▶ **WRITTEN INSTRUCTION**: The data below should be printed in full, exactly, and without any of its images.

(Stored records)
● ● ● ● ● ● ●

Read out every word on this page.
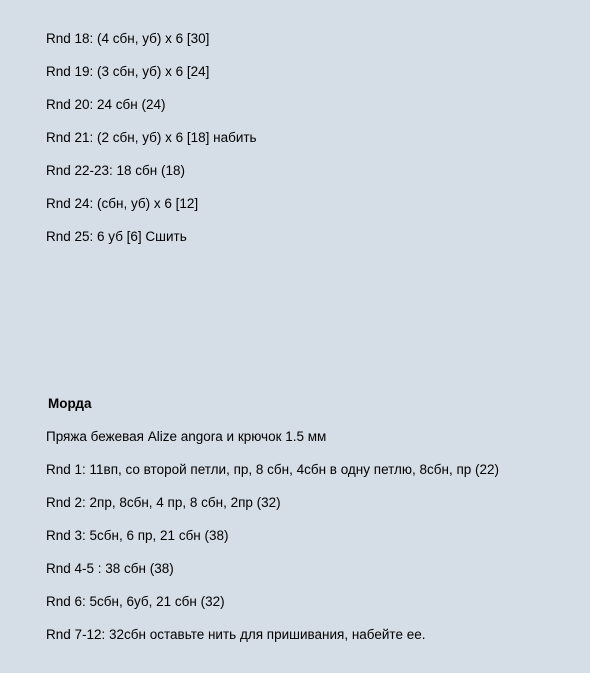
Rnd 18: (4 сбн, уб) x 6 [30]
Rnd 19: (3 сбн, уб) x 6 [24]
Rnd 20: 24 сбн (24)
Rnd 21: (2 сбн, уб) x 6 [18] набить
Rnd 22-23: 18 сбн (18)
Rnd 24: (сбн, уб) x 6 [12]
Rnd 25: 6 уб [6] Сшить
Морда
Пряжа бежевая Alize angora и крючок 1.5 мм
Rnd 1: 11вп, со второй петли, пр, 8 сбн, 4сбн в одну петлю, 8сбн, пр (22)
Rnd 2: 2пр, 8сбн, 4 пр, 8 сбн, 2пр (32)
Rnd 3: 5сбн, 6 пр, 21 сбн (38)
Rnd 4-5 : 38 сбн (38)
Rnd 6: 5сбн, 6уб, 21 сбн (32)
Rnd 7-12: 32сбн оставьте нить для пришивания, набейте ее.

● ● ● ● ● ● ●

▶ **EXERCISE RESPONSE**:
Read out every word on this page.
Rnd 18: (4 сбн, уб) x 6 [30]
Rnd 19: (3 сбн, уб) x 6 [24]
Rnd 20: 24 сбн (24)
Rnd 21: (2 сбн, уб) x 6 [18] набить
Rnd 22-23: 18 сбн (18)
Rnd 24: (сбн, уб) x 6 [12]
Rnd 25: 6 уб [6] Сшить
Морда
Пряжа бежевая Alize angora и крючок 1.5 мм
Rnd 1: 11вп, со второй петли, пр, 8 сбн, 4сбн в одну петлю, 8сбн, пр (22)
Rnd 2: 2пр, 8сбн, 4 пр, 8 сбн, 2пр (32)
Rnd 3: 5сбн, 6 пр, 21 сбн (38)
Rnd 4-5 : 38 сбн (38)
Rnd 6: 5сбн, 6уб, 21 сбн (32)
Rnd 7-12: 32сбн оставьте нить для пришивания, набейте ее.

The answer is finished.